» Text:
===============
# cleaning the goat pen



## MamaDee (May 10, 2006)

Hey, all....

How often do you all clean out your pens? We have a 16 x 16 foot pen in side the barn that leads to an outside fenced pasture. We spread new bales of straw on top to keep it clean and dry....but how often should we clean the whole thing out down to the bare rock shavings and start over?

Dee


----------



## Sherrynboo (Mar 19, 2005)

Here in GA in the spring and summer we clean it at least every two weeks. In the winter, we just kind of add more layers with a massive cleanout when temps start getting warm. This stuff is great for the compost pile.

Sherry in Ga


----------



## BlueHeronFarm (Feb 9, 2007)

Because it's warm here we don't use any bedding at all - we rake out the pen every day and use stall dry if it gets pee-stinky.
===============
[Dataset entries]

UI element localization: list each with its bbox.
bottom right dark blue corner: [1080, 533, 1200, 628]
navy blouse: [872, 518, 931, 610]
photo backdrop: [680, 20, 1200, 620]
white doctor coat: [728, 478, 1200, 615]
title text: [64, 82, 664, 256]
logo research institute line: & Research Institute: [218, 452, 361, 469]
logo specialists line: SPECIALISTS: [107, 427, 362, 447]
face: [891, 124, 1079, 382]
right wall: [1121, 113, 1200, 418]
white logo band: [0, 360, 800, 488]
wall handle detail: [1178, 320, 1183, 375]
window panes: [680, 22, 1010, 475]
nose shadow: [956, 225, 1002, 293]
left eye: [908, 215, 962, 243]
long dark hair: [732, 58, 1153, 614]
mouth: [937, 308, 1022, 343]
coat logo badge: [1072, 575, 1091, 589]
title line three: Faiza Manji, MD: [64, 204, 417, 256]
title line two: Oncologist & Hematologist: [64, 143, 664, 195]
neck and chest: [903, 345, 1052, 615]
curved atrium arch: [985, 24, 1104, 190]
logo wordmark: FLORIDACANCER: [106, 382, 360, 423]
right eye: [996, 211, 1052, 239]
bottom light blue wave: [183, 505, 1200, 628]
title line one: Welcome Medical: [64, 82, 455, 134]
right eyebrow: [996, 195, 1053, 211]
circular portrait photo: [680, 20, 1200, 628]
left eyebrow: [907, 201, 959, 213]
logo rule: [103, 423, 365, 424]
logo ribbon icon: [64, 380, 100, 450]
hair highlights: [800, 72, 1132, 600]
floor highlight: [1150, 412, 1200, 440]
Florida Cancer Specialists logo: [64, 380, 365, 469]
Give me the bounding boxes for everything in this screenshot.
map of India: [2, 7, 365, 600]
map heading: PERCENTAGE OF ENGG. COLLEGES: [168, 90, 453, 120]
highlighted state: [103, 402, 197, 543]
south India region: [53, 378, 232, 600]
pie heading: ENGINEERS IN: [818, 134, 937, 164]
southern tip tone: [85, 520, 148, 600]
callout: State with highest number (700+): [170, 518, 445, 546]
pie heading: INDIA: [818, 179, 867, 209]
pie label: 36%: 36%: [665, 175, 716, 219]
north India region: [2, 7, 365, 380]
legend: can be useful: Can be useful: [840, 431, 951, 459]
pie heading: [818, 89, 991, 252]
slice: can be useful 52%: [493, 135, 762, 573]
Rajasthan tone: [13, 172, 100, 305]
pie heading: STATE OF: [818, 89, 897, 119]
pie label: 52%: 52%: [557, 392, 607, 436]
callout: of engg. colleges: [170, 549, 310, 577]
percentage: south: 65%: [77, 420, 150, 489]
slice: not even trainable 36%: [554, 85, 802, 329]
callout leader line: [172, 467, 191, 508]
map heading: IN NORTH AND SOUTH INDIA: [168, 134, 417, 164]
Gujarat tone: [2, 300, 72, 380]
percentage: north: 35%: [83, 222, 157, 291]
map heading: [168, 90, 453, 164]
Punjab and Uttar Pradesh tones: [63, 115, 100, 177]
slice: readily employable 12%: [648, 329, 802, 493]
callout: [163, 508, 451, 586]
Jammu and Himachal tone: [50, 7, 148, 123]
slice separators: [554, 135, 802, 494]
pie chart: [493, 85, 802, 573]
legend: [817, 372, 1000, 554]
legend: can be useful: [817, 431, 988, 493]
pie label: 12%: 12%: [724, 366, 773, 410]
===============
» Stated task 1: In the goat pen thread, how often does Sherrynboo clean the pen during spring and summer?
» Stated task 2: Copy word for word the stretch of the goat pen thread from "Here in GA in" through "it gets pee-stinky.".

» Task output 1: At least every two weeks.

» Task output 2:
Here in GA in the spring and summer we clean it at least every two weeks. In the winter, we just kind of add more layers with a massive cleanout when temps start getting warm. This stuff is great for the compost pile.

Sherry in Ga


----------



## BlueHeronFarm (Feb 9, 2007)

Because it's warm here we don't use any bedding at all - we rake out the pen every day and use stall dry if it gets pee-stinky.